[DATA]
______________________________

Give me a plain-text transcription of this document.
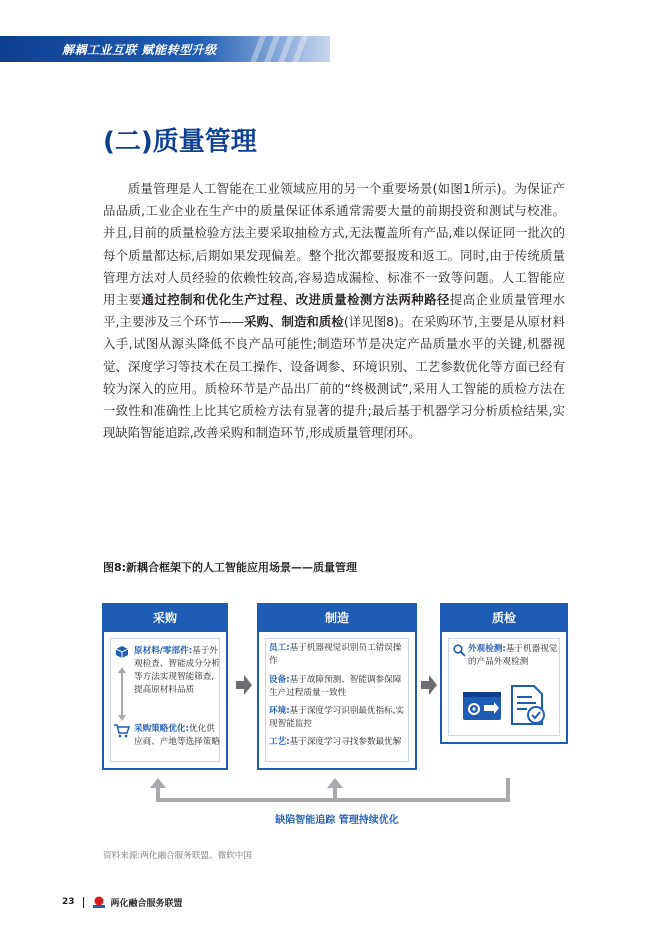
解耦工业互联 赋能转型升级
(二)质量管理

质量管理是人工智能在工业领域应用的另一个重要场景(如图1所示)。为保证产品品质,工业企业在生产中的质量保证体系通常需要大量的前期投资和测试与校准。并且,目前的质量检验方法主要采取抽检方式,无法覆盖所有产品,难以保证同一批次的每个质量都达标,后期如果发现偏差。整个批次都要报废和返工。同时,由于传统质量管理方法对人员经验的依赖性较高,容易造成漏检、标准不一致等问题。人工智能应用主要通过控制和优化生产过程、改进质量检测方法两种路径提高企业质量管理水平,主要涉及三个环节——采购、制造和质检(详见图8)。在采购环节,主要是从原材料入手,试图从源头降低不良产品可能性;制造环节是决定产品质量水平的关键,机器视觉、深度学习等技术在员工操作、设备调参、环境识别、工艺参数优化等方面已经有较为深入的应用。质检环节是产品出厂前的“终极测试”,采用人工智能的质检方法在一致性和准确性上比其它质检方法有显著的提升;最后基于机器学习分析质检结果,实现缺陷智能追踪,改善采购和制造环节,形成质量管理闭环。

图8:新耦合框架下的人工智能应用场景——质量管理
采购
原材料/零部件:基于外观检查、智能成分分析等方法实现智能筛查,提高原材料品质
采购策略优化:优化供应商、产地等选择策略
制造
员工:基于机器视觉识别员工错误操作
设备:基于故障预测、智能调参保障生产过程质量一致性
环境:基于深度学习识别最优指标,实现智能监控
工艺:基于深度学习寻找参数最优解
质检
外观检测:基于机器视觉的产品外观检测
缺陷智能追踪 管理持续优化
资料来源:两化融合服务联盟、微软中国
23	两化融合服务联盟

______________________________

[GIVEN TASK]
Quote the data above in full and without alteration; skip the pictures.

[ANSWER TO THIS TASK]
Give me a plain-text transcription of this document.
解耦工业互联 赋能转型升级
(二)质量管理

质量管理是人工智能在工业领域应用的另一个重要场景(如图1所示)。为保证产品品质,工业企业在生产中的质量保证体系通常需要大量的前期投资和测试与校准。并且,目前的质量检验方法主要采取抽检方式,无法覆盖所有产品,难以保证同一批次的每个质量都达标,后期如果发现偏差。整个批次都要报废和返工。同时,由于传统质量管理方法对人员经验的依赖性较高,容易造成漏检、标准不一致等问题。人工智能应用主要通过控制和优化生产过程、改进质量检测方法两种路径提高企业质量管理水平,主要涉及三个环节——采购、制造和质检(详见图8)。在采购环节,主要是从原材料入手,试图从源头降低不良产品可能性;制造环节是决定产品质量水平的关键,机器视觉、深度学习等技术在员工操作、设备调参、环境识别、工艺参数优化等方面已经有较为深入的应用。质检环节是产品出厂前的“终极测试”,采用人工智能的质检方法在一致性和准确性上比其它质检方法有显著的提升;最后基于机器学习分析质检结果,实现缺陷智能追踪,改善采购和制造环节,形成质量管理闭环。

图8:新耦合框架下的人工智能应用场景——质量管理
采购
原材料/零部件:基于外观检查、智能成分分析等方法实现智能筛查,提高原材料品质
采购策略优化:优化供应商、产地等选择策略
制造
员工:基于机器视觉识别员工错误操作
设备:基于故障预测、智能调参保障生产过程质量一致性
环境:基于深度学习识别最优指标,实现智能监控
工艺:基于深度学习寻找参数最优解
质检
外观检测:基于机器视觉的产品外观检测
缺陷智能追踪 管理持续优化
资料来源:两化融合服务联盟、微软中国
23	两化融合服务联盟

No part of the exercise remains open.